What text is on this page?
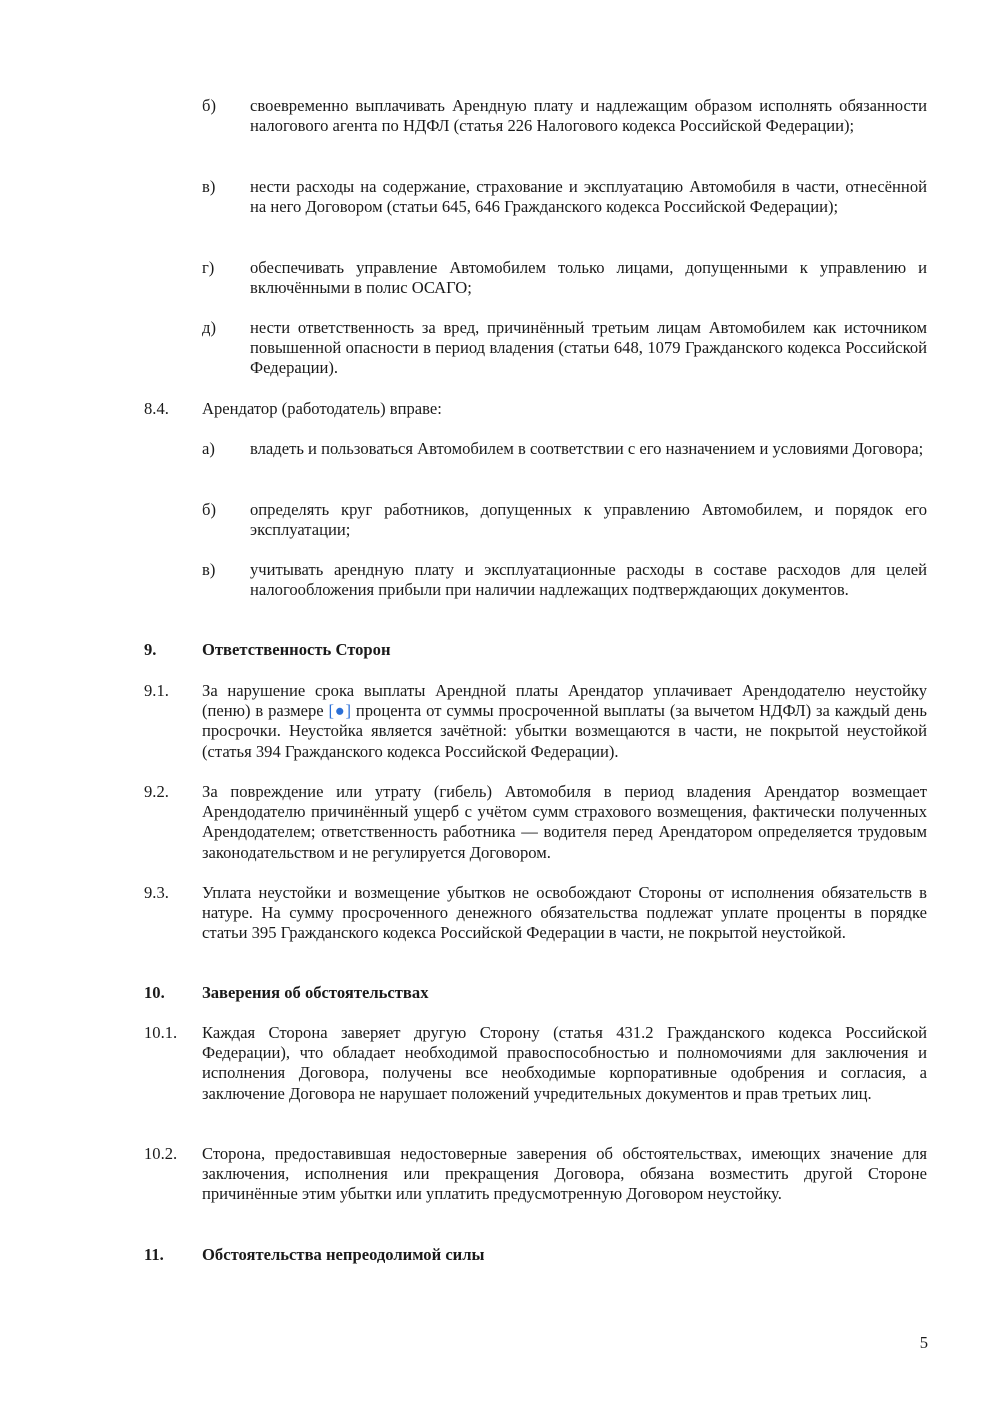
б) своевременно выплачивать Арендную плату и надлежащим образом исполнять обязанности налогового агента по НДФЛ (статья 226 Налогового кодекса Российской Федерации);
в) нести расходы на содержание, страхование и эксплуатацию Автомобиля в части, отнесённой на него Договором (статьи 645, 646 Гражданского кодекса Российской Федерации);
г) обеспечивать управление Автомобилем только лицами, допущенными к управлению и включёнными в полис ОСАГО;
д) нести ответственность за вред, причинённый третьим лицам Автомобилем как источником повышенной опасности в период владения (статьи 648, 1079 Гражданского кодекса Российской Федерации).
8.4. Арендатор (работодатель) вправе:
а) владеть и пользоваться Автомобилем в соответствии с его назначением и условиями Договора;
б) определять круг работников, допущенных к управлению Автомобилем, и порядок его эксплуатации;
в) учитывать арендную плату и эксплуатационные расходы в составе расходов для целей налогообложения прибыли при наличии надлежащих подтверждающих документов.
9.	Ответственность Сторон
9.1. За нарушение срока выплаты Арендной платы Арендатор уплачивает Арендодателю неустойку (пеню) в размере [●] процента от суммы просроченной выплаты (за вычетом НДФЛ) за каждый день просрочки. Неустойка является зачётной: убытки возмещаются в части, не покрытой неустойкой (статья 394 Гражданского кодекса Российской Федерации).
9.2. За повреждение или утрату (гибель) Автомобиля в период владения Арендатор возмещает Арендодателю причинённый ущерб с учётом сумм страхового возмещения, фактически полученных Арендодателем; ответственность работника — водителя перед Арендатором определяется трудовым законодательством и не регулируется Договором.
9.3. Уплата неустойки и возмещение убытков не освобождают Стороны от исполнения обязательств в натуре. На сумму просроченного денежного обязательства подлежат уплате проценты в порядке статьи 395 Гражданского кодекса Российской Федерации в части, не покрытой неустойкой.
10. Заверения об обстоятельствах
10.1. Каждая Сторона заверяет другую Сторону (статья 431.2 Гражданского кодекса Российской Федерации), что обладает необходимой правоспособностью и полномочиями для заключения и исполнения Договора, получены все необходимые корпоративные одобрения и согласия, а заключение Договора не нарушает положений учредительных документов и прав третьих лиц.
10.2. Сторона, предоставившая недостоверные заверения об обстоятельствах, имеющих значение для заключения, исполнения или прекращения Договора, обязана возместить другой Стороне причинённые этим убытки или уплатить предусмотренную Договором неустойку.
11. Обстоятельства непреодолимой силы
5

REQUEST — None of the pictures should appear; repeat the records exactly otherwise.

SOLUTION TO THE EXERCISE —
What text is on this page?
б) своевременно выплачивать Арендную плату и надлежащим образом исполнять обязанности налогового агента по НДФЛ (статья 226 Налогового кодекса Российской Федерации);
в) нести расходы на содержание, страхование и эксплуатацию Автомобиля в части, отнесённой на него Договором (статьи 645, 646 Гражданского кодекса Российской Федерации);
г) обеспечивать управление Автомобилем только лицами, допущенными к управлению и включёнными в полис ОСАГО;
д) нести ответственность за вред, причинённый третьим лицам Автомобилем как источником повышенной опасности в период владения (статьи 648, 1079 Гражданского кодекса Российской Федерации).
8.4. Арендатор (работодатель) вправе:
а) владеть и пользоваться Автомобилем в соответствии с его назначением и условиями Договора;
б) определять круг работников, допущенных к управлению Автомобилем, и порядок его эксплуатации;
в) учитывать арендную плату и эксплуатационные расходы в составе расходов для целей налогообложения прибыли при наличии надлежащих подтверждающих документов.
9.	Ответственность Сторон
9.1. За нарушение срока выплаты Арендной платы Арендатор уплачивает Арендодателю неустойку (пеню) в размере [●] процента от суммы просроченной выплаты (за вычетом НДФЛ) за каждый день просрочки. Неустойка является зачётной: убытки возмещаются в части, не покрытой неустойкой (статья 394 Гражданского кодекса Российской Федерации).
9.2. За повреждение или утрату (гибель) Автомобиля в период владения Арендатор возмещает Арендодателю причинённый ущерб с учётом сумм страхового возмещения, фактически полученных Арендодателем; ответственность работника — водителя перед Арендатором определяется трудовым законодательством и не регулируется Договором.
9.3. Уплата неустойки и возмещение убытков не освобождают Стороны от исполнения обязательств в натуре. На сумму просроченного денежного обязательства подлежат уплате проценты в порядке статьи 395 Гражданского кодекса Российской Федерации в части, не покрытой неустойкой.
10. Заверения об обстоятельствах
10.1. Каждая Сторона заверяет другую Сторону (статья 431.2 Гражданского кодекса Российской Федерации), что обладает необходимой правоспособностью и полномочиями для заключения и исполнения Договора, получены все необходимые корпоративные одобрения и согласия, а заключение Договора не нарушает положений учредительных документов и прав третьих лиц.
10.2. Сторона, предоставившая недостоверные заверения об обстоятельствах, имеющих значение для заключения, исполнения или прекращения Договора, обязана возместить другой Стороне причинённые этим убытки или уплатить предусмотренную Договором неустойку.
11. Обстоятельства непреодолимой силы
5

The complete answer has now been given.